- _What is expected_
Each entry below should be reproduced character for character.

───── Data in this exercise ─────

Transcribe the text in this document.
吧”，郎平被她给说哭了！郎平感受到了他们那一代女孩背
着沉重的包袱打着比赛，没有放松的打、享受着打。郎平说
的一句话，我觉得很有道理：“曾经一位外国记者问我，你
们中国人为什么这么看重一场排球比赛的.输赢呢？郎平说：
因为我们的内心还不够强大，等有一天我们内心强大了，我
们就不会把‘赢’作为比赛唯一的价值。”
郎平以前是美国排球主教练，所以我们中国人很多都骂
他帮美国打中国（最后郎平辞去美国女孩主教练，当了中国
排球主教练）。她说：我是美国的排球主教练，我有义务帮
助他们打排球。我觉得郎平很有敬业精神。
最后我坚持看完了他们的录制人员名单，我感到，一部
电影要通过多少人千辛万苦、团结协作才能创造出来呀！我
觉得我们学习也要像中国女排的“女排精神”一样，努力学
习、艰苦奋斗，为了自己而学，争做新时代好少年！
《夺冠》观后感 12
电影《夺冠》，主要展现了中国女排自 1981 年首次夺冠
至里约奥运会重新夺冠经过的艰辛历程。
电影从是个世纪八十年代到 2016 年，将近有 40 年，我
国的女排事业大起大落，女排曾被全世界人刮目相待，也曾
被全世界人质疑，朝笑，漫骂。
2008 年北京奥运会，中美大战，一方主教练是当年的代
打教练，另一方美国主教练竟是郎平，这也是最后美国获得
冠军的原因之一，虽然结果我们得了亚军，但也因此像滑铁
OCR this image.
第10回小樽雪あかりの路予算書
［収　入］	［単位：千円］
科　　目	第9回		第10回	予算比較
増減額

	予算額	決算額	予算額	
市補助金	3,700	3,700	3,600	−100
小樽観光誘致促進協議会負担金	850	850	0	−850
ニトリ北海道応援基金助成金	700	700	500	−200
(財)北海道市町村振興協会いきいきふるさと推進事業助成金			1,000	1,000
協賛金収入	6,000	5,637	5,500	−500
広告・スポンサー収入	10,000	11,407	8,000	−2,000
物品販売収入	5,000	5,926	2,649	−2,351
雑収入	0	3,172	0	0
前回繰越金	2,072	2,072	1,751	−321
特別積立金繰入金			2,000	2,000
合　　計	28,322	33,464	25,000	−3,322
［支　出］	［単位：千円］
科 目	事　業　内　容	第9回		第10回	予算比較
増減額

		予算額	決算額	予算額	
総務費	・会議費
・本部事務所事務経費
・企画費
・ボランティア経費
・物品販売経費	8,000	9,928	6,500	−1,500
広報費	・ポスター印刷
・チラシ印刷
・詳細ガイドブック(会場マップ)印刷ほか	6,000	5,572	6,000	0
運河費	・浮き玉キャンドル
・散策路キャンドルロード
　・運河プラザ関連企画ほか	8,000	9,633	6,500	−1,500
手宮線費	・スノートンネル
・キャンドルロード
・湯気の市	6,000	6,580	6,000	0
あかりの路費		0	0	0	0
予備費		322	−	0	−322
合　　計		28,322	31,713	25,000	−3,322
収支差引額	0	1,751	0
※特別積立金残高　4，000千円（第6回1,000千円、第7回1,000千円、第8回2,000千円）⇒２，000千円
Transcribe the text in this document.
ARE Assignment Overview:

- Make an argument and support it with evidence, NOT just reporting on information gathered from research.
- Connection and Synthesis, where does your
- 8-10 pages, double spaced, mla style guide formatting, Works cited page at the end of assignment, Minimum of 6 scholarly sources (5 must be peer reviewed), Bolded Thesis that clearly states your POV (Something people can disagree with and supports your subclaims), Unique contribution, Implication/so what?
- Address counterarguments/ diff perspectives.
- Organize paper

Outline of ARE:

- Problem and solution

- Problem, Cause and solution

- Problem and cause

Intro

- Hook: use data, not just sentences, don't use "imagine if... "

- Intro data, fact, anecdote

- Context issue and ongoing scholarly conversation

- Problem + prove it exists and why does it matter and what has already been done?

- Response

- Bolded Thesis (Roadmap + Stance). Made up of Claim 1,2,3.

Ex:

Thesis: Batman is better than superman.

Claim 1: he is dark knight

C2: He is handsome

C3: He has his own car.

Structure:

─────

- _Final result_
Transcribe the text in this document.
吧”，郎平被她给说哭了！郎平感受到了他们那一代女孩背
着沉重的包袱打着比赛，没有放松的打、享受着打。郎平说
的一句话，我觉得很有道理：“曾经一位外国记者问我，你
们中国人为什么这么看重一场排球比赛的.输赢呢？郎平说：
因为我们的内心还不够强大，等有一天我们内心强大了，我
们就不会把‘赢’作为比赛唯一的价值。”
郎平以前是美国排球主教练，所以我们中国人很多都骂
他帮美国打中国（最后郎平辞去美国女孩主教练，当了中国
排球主教练）。她说：我是美国的排球主教练，我有义务帮
助他们打排球。我觉得郎平很有敬业精神。
最后我坚持看完了他们的录制人员名单，我感到，一部
电影要通过多少人千辛万苦、团结协作才能创造出来呀！我
觉得我们学习也要像中国女排的“女排精神”一样，努力学
习、艰苦奋斗，为了自己而学，争做新时代好少年！
《夺冠》观后感 12
电影《夺冠》，主要展现了中国女排自 1981 年首次夺冠
至里约奥运会重新夺冠经过的艰辛历程。
电影从是个世纪八十年代到 2016 年，将近有 40 年，我
国的女排事业大起大落，女排曾被全世界人刮目相待，也曾
被全世界人质疑，朝笑，漫骂。
2008 年北京奥运会，中美大战，一方主教练是当年的代
打教练，另一方美国主教练竟是郎平，这也是最后美国获得
冠军的原因之一，虽然结果我们得了亚军，但也因此像滑铁
OCR this image.
第10回小樽雪あかりの路予算書
［収　入］	［単位：千円］
科　　目	第9回		第10回	予算比較
増減額

	予算額	決算額	予算額	
市補助金	3,700	3,700	3,600	−100
小樽観光誘致促進協議会負担金	850	850	0	−850
ニトリ北海道応援基金助成金	700	700	500	−200
(財)北海道市町村振興協会いきいきふるさと推進事業助成金			1,000	1,000
協賛金収入	6,000	5,637	5,500	−500
広告・スポンサー収入	10,000	11,407	8,000	−2,000
物品販売収入	5,000	5,926	2,649	−2,351
雑収入	0	3,172	0	0
前回繰越金	2,072	2,072	1,751	−321
特別積立金繰入金			2,000	2,000
合　　計	28,322	33,464	25,000	−3,322
［支　出］	［単位：千円］
科 目	事　業　内　容	第9回		第10回	予算比較
増減額

		予算額	決算額	予算額	
総務費	・会議費
・本部事務所事務経費
・企画費
・ボランティア経費
・物品販売経費	8,000	9,928	6,500	−1,500
広報費	・ポスター印刷
・チラシ印刷
・詳細ガイドブック(会場マップ)印刷ほか	6,000	5,572	6,000	0
運河費	・浮き玉キャンドル
・散策路キャンドルロード
　・運河プラザ関連企画ほか	8,000	9,633	6,500	−1,500
手宮線費	・スノートンネル
・キャンドルロード
・湯気の市	6,000	6,580	6,000	0
あかりの路費		0	0	0	0
予備費		322	−	0	−322
合　　計		28,322	31,713	25,000	−3,322
収支差引額	0	1,751	0
※特別積立金残高　4，000千円（第6回1,000千円、第7回1,000千円、第8回2,000千円）⇒２，000千円
Transcribe the text in this document.
ARE Assignment Overview:

- Make an argument and support it with evidence, NOT just reporting on information gathered from research.
- Connection and Synthesis, where does your
- 8-10 pages, double spaced, mla style guide formatting, Works cited page at the end of assignment, Minimum of 6 scholarly sources (5 must be peer reviewed), Bolded Thesis that clearly states your POV (Something people can disagree with and supports your subclaims), Unique contribution, Implication/so what?
- Address counterarguments/ diff perspectives.
- Organize paper

Outline of ARE:

- Problem and solution

- Problem, Cause and solution

- Problem and cause

Intro

- Hook: use data, not just sentences, don't use "imagine if... "

- Intro data, fact, anecdote

- Context issue and ongoing scholarly conversation

- Problem + prove it exists and why does it matter and what has already been done?

- Response

- Bolded Thesis (Roadmap + Stance). Made up of Claim 1,2,3.

Ex:

Thesis: Batman is better than superman.

Claim 1: he is dark knight

C2: He is handsome

C3: He has his own car.

Structure:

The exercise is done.